* [What is being asked]: Copy out every line exactly, passing over the pictures.

* [Stored rows]:
• • • • • • •

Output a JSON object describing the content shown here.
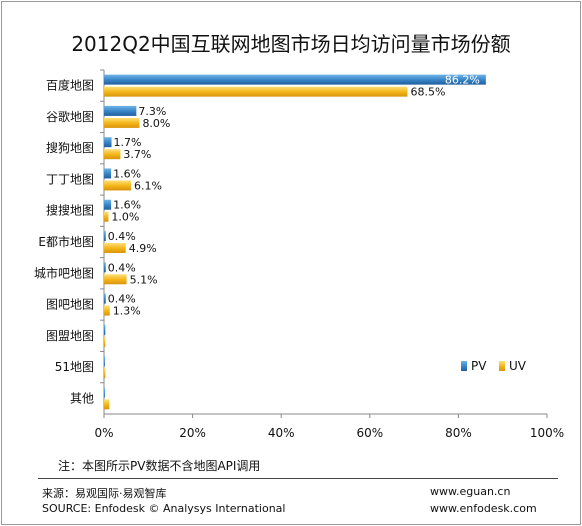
{
  "chart_data": {
    "type": "bar",
    "title": "2012Q2中国互联网地图市场日均访问量市场份额",
    "categories": [
      "百度地图",
      "谷歌地图",
      "搜狗地图",
      "丁丁地图",
      "搜搜地图",
      "E都市地图",
      "城市吧地图",
      "图吧地图",
      "图盟地图",
      "51地图",
      "其他"
    ],
    "series": [
      {
        "name": "PV",
        "values": [
          86.2,
          7.3,
          1.7,
          1.6,
          1.6,
          0.4,
          0.4,
          0.4,
          0.3,
          0.2,
          0.2
        ],
        "labels": [
          "86.2%",
          "7.3%",
          "1.7%",
          "1.6%",
          "1.6%",
          "0.4%",
          "0.4%",
          "0.4%",
          "",
          "",
          ""
        ]
      },
      {
        "name": "UV",
        "values": [
          68.5,
          8.0,
          3.7,
          6.1,
          1.0,
          4.9,
          5.1,
          1.3,
          0.3,
          0.3,
          1.2
        ],
        "labels": [
          "68.5%",
          "8.0%",
          "3.7%",
          "6.1%",
          "1.0%",
          "4.9%",
          "5.1%",
          "1.3%",
          "",
          "",
          ""
        ]
      }
    ],
    "xlim": [
      0,
      100
    ],
    "xticks": [
      "0%",
      "20%",
      "40%",
      "60%",
      "80%",
      "100%"
    ],
    "legend_placement": "bottom-right",
    "colors": {
      "PV": "#3a87c8",
      "UV": "#f5b81c"
    }
  },
  "footer": {
    "note": "注：本图所示PV数据不含地图API调用",
    "source_cn": "来源：易观国际·易观智库",
    "source_en": "SOURCE: Enfodesk © Analysys International",
    "url1": "www.eguan.cn",
    "url2": "www.enfodesk.com"
  }
}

• • • • • • •

* [Task answer]:
Output a JSON object describing the content shown here.
{
  "chart_data": {
    "type": "bar",
    "title": "2012Q2中国互联网地图市场日均访问量市场份额",
    "categories": [
      "百度地图",
      "谷歌地图",
      "搜狗地图",
      "丁丁地图",
      "搜搜地图",
      "E都市地图",
      "城市吧地图",
      "图吧地图",
      "图盟地图",
      "51地图",
      "其他"
    ],
    "series": [
      {
        "name": "PV",
        "values": [
          86.2,
          7.3,
          1.7,
          1.6,
          1.6,
          0.4,
          0.4,
          0.4,
          0.3,
          0.2,
          0.2
        ],
        "labels": [
          "86.2%",
          "7.3%",
          "1.7%",
          "1.6%",
          "1.6%",
          "0.4%",
          "0.4%",
          "0.4%",
          "",
          "",
          ""
        ]
      },
      {
        "name": "UV",
        "values": [
          68.5,
          8.0,
          3.7,
          6.1,
          1.0,
          4.9,
          5.1,
          1.3,
          0.3,
          0.3,
          1.2
        ],
        "labels": [
          "68.5%",
          "8.0%",
          "3.7%",
          "6.1%",
          "1.0%",
          "4.9%",
          "5.1%",
          "1.3%",
          "",
          "",
          ""
        ]
      }
    ],
    "xlim": [
      0,
      100
    ],
    "xticks": [
      "0%",
      "20%",
      "40%",
      "60%",
      "80%",
      "100%"
    ],
    "legend_placement": "bottom-right",
    "colors": {
      "PV": "#3a87c8",
      "UV": "#f5b81c"
    }
  },
  "footer": {
    "note": "注：本图所示PV数据不含地图API调用",
    "source_cn": "来源：易观国际·易观智库",
    "source_en": "SOURCE: Enfodesk © Analysys International",
    "url1": "www.eguan.cn",
    "url2": "www.enfodesk.com"
  }
}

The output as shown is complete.